-- Data shown start --
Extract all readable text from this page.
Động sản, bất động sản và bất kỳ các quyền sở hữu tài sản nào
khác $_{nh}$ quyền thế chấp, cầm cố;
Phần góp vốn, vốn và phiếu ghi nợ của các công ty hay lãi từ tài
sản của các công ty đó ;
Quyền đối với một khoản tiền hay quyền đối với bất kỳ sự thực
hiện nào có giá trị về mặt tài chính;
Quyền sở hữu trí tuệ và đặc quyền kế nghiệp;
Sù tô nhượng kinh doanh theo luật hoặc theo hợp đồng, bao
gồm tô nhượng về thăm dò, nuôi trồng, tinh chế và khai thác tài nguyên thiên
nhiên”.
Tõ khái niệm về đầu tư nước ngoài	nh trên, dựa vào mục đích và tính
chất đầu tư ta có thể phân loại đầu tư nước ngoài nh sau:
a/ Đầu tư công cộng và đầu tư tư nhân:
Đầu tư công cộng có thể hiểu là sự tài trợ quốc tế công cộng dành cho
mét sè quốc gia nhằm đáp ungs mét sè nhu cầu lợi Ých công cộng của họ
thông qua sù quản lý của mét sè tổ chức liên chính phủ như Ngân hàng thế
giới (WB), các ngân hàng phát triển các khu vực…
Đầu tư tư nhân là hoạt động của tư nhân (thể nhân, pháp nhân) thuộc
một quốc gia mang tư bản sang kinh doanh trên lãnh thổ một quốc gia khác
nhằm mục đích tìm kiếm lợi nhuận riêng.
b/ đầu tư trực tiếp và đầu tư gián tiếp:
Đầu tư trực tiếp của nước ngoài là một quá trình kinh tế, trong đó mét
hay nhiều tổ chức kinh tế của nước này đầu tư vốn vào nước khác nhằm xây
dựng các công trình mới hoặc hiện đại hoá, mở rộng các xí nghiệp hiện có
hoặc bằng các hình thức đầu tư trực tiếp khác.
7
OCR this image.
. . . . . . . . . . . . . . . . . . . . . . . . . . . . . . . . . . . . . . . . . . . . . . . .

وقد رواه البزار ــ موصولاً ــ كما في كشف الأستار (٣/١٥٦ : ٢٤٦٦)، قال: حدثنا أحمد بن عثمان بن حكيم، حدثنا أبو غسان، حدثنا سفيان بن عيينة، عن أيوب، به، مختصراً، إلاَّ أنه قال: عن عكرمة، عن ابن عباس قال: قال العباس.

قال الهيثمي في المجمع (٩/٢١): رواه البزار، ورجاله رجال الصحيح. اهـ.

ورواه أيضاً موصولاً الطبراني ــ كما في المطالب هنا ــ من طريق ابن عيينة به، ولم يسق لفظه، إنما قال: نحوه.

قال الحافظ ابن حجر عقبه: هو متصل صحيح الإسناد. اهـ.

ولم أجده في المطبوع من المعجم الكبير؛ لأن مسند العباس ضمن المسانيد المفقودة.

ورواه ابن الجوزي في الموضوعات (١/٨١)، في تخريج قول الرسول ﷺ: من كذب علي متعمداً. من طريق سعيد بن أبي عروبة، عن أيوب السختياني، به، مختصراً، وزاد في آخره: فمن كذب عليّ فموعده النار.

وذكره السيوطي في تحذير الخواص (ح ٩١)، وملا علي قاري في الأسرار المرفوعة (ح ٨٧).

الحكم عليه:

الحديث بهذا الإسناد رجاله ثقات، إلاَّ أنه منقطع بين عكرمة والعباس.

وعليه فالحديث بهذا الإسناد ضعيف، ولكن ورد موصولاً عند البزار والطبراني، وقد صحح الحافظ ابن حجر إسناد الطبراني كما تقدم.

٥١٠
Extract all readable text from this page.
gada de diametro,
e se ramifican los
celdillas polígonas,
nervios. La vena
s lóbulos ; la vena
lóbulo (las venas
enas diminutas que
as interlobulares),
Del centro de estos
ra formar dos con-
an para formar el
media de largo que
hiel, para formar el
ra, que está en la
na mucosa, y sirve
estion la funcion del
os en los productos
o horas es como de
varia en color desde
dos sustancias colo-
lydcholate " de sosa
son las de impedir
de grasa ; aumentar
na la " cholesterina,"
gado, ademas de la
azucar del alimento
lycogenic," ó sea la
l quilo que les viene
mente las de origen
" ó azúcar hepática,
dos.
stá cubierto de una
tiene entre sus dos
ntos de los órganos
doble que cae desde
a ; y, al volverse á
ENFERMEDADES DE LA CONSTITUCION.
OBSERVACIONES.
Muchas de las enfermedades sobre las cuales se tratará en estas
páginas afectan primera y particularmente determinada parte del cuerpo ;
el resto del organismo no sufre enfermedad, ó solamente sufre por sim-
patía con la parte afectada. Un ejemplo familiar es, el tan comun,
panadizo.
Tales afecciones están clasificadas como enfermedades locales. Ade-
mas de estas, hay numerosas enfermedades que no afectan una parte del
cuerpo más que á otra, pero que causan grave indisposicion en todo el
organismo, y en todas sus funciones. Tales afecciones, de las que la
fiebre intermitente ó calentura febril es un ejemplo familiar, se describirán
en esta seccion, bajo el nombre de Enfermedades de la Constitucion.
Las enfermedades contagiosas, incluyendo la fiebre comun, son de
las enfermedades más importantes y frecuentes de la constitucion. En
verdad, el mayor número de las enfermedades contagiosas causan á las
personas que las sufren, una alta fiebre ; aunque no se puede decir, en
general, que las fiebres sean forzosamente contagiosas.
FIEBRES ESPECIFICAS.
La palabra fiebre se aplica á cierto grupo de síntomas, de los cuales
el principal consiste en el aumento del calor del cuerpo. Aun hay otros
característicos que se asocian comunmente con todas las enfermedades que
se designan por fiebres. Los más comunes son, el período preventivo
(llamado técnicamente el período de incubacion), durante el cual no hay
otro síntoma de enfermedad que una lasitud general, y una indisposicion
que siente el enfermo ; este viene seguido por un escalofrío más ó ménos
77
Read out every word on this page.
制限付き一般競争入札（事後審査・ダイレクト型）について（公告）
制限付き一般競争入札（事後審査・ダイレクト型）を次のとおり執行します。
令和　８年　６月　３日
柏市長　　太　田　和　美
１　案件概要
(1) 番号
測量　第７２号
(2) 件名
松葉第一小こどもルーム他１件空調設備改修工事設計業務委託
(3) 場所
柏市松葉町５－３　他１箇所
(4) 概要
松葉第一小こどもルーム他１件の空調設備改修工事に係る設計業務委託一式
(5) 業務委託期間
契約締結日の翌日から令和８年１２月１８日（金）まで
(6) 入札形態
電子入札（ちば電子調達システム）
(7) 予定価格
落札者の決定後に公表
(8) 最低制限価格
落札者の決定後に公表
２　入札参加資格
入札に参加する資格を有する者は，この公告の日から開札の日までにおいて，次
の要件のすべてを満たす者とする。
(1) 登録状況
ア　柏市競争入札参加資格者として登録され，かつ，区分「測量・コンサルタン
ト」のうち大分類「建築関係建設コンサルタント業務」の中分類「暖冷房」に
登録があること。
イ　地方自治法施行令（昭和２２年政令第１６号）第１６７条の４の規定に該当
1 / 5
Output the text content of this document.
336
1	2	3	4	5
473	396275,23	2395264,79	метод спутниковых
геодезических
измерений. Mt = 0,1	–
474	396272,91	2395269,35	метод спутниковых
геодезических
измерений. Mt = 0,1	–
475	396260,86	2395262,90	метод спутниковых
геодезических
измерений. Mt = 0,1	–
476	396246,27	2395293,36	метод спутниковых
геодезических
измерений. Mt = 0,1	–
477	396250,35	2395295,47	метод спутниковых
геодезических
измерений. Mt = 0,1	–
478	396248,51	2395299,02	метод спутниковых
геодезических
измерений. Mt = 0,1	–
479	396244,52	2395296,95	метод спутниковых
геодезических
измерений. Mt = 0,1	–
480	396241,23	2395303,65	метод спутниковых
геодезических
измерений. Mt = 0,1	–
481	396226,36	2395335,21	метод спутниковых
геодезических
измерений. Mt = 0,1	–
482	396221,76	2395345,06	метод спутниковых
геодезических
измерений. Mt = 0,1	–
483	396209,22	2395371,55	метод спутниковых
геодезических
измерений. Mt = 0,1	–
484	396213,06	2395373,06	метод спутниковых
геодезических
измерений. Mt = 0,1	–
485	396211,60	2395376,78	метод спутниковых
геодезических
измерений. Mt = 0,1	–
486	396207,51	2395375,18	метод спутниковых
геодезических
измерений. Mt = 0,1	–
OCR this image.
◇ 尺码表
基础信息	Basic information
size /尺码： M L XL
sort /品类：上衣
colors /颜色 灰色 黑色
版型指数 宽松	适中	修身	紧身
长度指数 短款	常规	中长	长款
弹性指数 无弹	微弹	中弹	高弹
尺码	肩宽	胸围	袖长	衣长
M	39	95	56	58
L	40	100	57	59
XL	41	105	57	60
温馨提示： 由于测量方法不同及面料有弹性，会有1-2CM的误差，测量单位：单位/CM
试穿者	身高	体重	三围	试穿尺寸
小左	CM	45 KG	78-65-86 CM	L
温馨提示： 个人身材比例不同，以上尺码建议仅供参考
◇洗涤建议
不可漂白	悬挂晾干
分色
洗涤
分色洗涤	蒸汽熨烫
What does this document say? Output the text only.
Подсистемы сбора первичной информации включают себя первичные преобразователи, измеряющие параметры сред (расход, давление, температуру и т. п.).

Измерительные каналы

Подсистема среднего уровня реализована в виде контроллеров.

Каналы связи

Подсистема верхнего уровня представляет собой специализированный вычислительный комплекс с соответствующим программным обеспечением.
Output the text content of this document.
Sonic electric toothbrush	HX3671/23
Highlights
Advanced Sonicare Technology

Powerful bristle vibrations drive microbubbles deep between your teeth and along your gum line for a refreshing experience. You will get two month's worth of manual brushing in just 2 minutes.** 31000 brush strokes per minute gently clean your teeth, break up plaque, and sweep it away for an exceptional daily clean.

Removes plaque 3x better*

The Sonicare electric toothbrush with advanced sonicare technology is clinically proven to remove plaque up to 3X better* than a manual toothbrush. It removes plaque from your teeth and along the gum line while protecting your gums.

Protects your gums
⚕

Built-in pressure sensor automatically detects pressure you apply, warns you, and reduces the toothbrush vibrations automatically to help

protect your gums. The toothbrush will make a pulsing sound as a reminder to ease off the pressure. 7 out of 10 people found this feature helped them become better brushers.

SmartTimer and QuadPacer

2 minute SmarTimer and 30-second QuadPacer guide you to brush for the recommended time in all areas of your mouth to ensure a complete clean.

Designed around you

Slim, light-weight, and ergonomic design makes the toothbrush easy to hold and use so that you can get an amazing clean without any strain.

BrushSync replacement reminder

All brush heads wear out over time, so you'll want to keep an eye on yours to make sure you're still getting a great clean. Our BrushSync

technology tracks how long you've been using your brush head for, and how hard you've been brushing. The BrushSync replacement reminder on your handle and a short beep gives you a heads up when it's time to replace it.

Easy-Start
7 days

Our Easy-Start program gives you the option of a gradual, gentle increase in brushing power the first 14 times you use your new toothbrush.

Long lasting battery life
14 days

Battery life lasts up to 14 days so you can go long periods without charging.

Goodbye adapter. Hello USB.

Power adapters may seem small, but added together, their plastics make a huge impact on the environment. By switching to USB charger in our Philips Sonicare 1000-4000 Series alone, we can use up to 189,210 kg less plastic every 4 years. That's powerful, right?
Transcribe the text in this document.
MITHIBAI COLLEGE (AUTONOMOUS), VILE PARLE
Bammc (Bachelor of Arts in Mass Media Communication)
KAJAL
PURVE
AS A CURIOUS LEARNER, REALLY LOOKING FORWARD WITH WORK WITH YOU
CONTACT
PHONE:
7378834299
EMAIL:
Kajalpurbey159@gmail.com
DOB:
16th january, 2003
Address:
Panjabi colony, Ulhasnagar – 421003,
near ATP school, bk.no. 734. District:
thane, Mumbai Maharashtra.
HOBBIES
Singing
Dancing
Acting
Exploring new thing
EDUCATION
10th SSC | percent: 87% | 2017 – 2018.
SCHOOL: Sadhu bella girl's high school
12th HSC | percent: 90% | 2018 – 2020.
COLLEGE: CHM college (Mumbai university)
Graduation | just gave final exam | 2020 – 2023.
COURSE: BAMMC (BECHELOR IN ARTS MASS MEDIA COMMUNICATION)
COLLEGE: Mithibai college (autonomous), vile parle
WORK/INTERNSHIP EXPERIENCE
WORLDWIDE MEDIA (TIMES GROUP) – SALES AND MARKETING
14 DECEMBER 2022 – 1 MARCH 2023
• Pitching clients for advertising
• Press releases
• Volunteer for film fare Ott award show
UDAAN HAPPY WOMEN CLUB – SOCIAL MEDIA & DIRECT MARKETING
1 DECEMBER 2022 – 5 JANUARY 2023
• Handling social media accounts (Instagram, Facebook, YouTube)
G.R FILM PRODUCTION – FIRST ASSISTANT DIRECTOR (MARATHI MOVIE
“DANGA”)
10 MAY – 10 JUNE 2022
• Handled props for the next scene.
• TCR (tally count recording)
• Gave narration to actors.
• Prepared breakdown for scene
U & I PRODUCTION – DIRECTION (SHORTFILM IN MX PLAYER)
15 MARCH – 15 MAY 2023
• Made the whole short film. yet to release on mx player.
-- Data shown end --
- [Prompt]: Which lines contain "parte"? Show each of them.

- [Output for this exercise]:
páginas afectan primera y particularmente determinada parte del cuerpo ;
patía con la parte afectada. Un ejemplo familiar es, el tan comun,
mas de estas, hay numerosas enfermedades que no afectan una parte del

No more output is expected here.